+++ DATA LINES +++

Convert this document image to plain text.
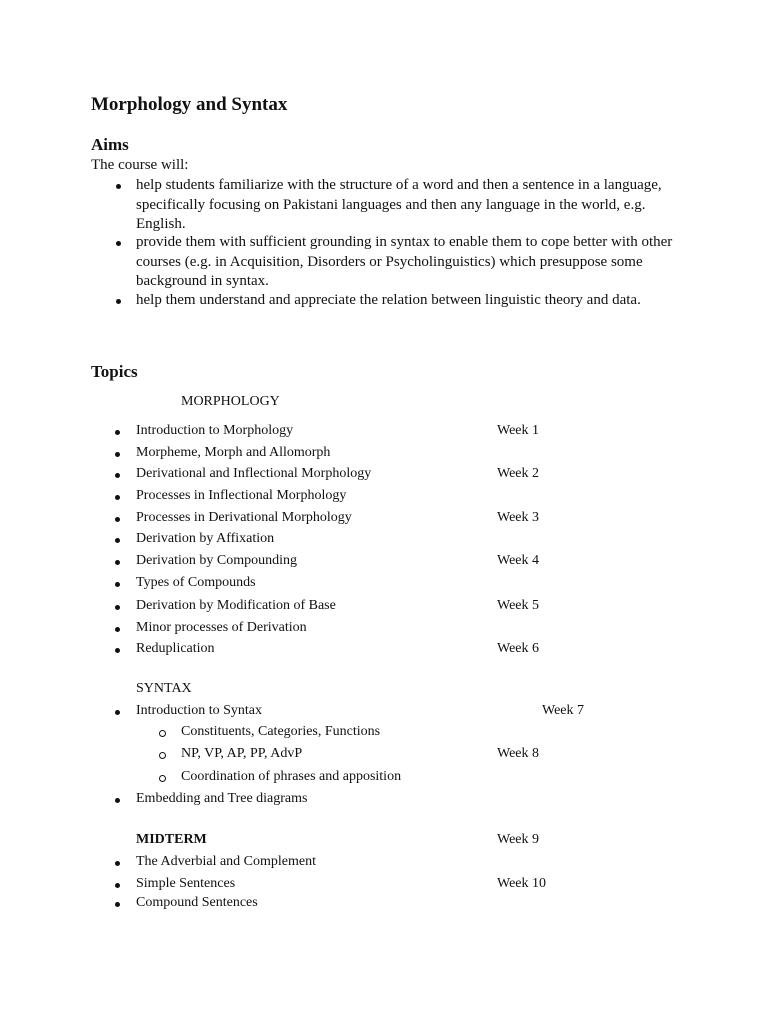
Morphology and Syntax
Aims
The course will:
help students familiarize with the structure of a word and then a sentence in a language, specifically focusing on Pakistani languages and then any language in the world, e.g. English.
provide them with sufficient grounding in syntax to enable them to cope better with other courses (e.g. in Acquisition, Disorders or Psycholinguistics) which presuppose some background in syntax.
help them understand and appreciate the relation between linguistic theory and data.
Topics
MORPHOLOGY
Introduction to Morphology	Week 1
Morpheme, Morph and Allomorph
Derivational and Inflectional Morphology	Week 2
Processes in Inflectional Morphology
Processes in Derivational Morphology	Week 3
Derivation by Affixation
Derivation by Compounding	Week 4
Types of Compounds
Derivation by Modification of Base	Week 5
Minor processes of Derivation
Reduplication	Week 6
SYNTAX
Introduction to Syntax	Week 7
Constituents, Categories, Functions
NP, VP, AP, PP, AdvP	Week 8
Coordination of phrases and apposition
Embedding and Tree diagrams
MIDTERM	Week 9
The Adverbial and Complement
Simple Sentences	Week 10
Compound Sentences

+++

Transcribe the records above verbatim. Do not carry over any picture.

Convert this document image to plain text.
Morphology and Syntax
Aims
The course will:
help students familiarize with the structure of a word and then a sentence in a language, specifically focusing on Pakistani languages and then any language in the world, e.g. English.
provide them with sufficient grounding in syntax to enable them to cope better with other courses (e.g. in Acquisition, Disorders or Psycholinguistics) which presuppose some background in syntax.
help them understand and appreciate the relation between linguistic theory and data.
Topics
MORPHOLOGY
Introduction to Morphology	Week 1
Morpheme, Morph and Allomorph
Derivational and Inflectional Morphology	Week 2
Processes in Inflectional Morphology
Processes in Derivational Morphology	Week 3
Derivation by Affixation
Derivation by Compounding	Week 4
Types of Compounds
Derivation by Modification of Base	Week 5
Minor processes of Derivation
Reduplication	Week 6
SYNTAX
Introduction to Syntax	Week 7
Constituents, Categories, Functions
NP, VP, AP, PP, AdvP	Week 8
Coordination of phrases and apposition
Embedding and Tree diagrams
MIDTERM	Week 9
The Adverbial and Complement
Simple Sentences	Week 10
Compound Sentences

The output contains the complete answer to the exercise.